Answer these questions using the excerpt on rural students:
1. What are small, under-funded districts made to do when they lack the resources to offer all the required classes?
2. What three classes are named as examples of what a few students might gain from this fix?
3. What have many small rural districts embraced with enthusiasm and relief?

[Excerpt — start]

College Board Could Help or Harm Rural Students
Low-wealth school districts, especially those that are also small, often have Sophie’s choices forced upon them. They’re required to sacrifice educationally some of their students as the price for supposedly buying opportunities for others.
To be sure, lots of students fall through the cracks in all kinds of schools. And in some schools those cracks are widened into chasms by poverty, abuse, and the low expectations, disregard, and hostility that accompany the various –isms. Even as thousands of educators and parents and communities and students struggle daily against the circumstance and bad policy that opened the chasms, we haven’t summoned the collective will or wisdom to address the underlying causes.
This is a challenging mix for schools. Add to it insufficient funding, prescriptive curriculum requirements, and policies like minimum school or district enrollment and small, low-wealth districts are forced to make deliberate choices that harm kids.
Here’s how it tends to work; districts are increasingly required to offer a range of classes, usually advanced ones, so those kids who want to go to college have the “advantages” of kids in wealthy districts with lots of curriculum options. When small under-funded districts don’t have the resources to offer all those classes, the “solution” forced on them is to close them and send their students long distances to larger schools in other communities.
One of the problems with this fix is that it in order to see that a few kids get calculus or a third year of foreign language or journalism, for example, a few more kids don’t go to school any more at all, and a few more don’t take any challenging classes. A so-called solution for some kids is a disaster for others.
So it’s been with enthusiasm and relief that many small rural districts have embraced distance education opportunities. Distance education provides a means to offer low-demand classes and other services (often, but not always, advanced courses) for the students who want or need them without having to sacrifice the positive school climate, community support, and personal attention that is essential for the most vulnerable kids and proven to be more common—and more achievable—in small schools and districts.

[Excerpt — finish]
[Extracted entries — start]

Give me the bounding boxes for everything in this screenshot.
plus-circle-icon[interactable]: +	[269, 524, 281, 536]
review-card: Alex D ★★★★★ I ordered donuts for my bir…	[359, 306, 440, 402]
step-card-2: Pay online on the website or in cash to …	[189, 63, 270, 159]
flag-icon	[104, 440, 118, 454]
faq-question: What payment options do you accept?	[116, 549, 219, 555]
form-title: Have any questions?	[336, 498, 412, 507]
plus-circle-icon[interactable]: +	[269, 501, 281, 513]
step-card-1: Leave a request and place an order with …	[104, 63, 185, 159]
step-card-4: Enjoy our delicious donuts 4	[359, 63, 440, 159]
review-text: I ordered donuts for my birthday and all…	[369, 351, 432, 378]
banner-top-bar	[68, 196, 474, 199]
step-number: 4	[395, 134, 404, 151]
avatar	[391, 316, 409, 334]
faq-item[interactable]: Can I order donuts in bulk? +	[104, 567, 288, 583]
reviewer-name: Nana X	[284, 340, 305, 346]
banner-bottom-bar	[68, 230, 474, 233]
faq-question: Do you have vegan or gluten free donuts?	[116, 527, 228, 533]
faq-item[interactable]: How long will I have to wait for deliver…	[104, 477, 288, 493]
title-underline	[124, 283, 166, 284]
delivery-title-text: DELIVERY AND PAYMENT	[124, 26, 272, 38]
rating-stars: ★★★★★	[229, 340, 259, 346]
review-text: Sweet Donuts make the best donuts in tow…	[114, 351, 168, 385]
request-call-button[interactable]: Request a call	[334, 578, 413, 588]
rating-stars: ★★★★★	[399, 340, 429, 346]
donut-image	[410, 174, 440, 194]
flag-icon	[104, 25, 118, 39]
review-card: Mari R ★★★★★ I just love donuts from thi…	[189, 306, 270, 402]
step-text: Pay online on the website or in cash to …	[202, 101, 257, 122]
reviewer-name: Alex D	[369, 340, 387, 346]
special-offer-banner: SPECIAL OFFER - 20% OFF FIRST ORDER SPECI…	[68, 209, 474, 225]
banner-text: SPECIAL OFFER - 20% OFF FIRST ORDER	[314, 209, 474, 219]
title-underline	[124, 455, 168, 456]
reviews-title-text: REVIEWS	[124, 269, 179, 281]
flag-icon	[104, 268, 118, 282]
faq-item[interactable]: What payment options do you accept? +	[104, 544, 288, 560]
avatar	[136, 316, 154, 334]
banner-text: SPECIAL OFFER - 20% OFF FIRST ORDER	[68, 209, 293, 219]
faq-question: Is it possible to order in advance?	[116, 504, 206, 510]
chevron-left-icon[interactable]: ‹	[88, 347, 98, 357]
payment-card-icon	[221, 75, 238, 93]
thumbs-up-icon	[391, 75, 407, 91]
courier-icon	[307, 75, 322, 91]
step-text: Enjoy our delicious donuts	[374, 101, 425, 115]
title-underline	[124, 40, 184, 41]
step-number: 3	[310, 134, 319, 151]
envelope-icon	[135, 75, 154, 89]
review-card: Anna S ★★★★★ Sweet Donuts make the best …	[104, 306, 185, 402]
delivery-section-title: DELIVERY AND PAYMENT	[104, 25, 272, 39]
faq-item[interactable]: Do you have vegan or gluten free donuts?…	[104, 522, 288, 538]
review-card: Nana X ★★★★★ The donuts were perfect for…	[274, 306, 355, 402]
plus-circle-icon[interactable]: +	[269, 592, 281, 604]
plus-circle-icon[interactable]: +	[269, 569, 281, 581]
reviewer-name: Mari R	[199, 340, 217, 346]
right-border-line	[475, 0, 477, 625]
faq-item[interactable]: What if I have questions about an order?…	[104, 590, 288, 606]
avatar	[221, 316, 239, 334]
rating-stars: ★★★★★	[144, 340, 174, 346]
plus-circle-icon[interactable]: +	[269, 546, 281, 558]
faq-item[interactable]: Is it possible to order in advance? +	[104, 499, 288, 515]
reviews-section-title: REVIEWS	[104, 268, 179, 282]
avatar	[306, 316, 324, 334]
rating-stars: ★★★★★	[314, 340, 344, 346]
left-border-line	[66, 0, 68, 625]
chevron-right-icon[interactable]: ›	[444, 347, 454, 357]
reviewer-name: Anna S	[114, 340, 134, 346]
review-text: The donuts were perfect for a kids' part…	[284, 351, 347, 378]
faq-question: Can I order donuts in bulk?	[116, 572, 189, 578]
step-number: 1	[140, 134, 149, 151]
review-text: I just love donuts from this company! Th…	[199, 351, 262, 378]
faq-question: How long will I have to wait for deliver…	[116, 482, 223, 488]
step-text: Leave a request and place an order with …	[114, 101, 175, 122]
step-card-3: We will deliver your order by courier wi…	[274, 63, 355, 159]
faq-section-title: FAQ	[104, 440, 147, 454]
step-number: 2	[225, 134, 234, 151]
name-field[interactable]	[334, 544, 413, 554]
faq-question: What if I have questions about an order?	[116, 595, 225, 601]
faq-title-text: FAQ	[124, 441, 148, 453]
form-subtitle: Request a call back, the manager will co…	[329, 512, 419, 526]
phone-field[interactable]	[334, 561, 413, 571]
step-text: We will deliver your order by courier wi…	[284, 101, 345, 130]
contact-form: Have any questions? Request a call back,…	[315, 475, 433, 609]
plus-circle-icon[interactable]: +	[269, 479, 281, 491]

[Extracted entries — finish]

**Answer to this task:**
1. They are made to close and send their students long distances to larger schools in other communities.
2. Calculus, a third year of foreign language, and journalism.
3. Distance education opportunities.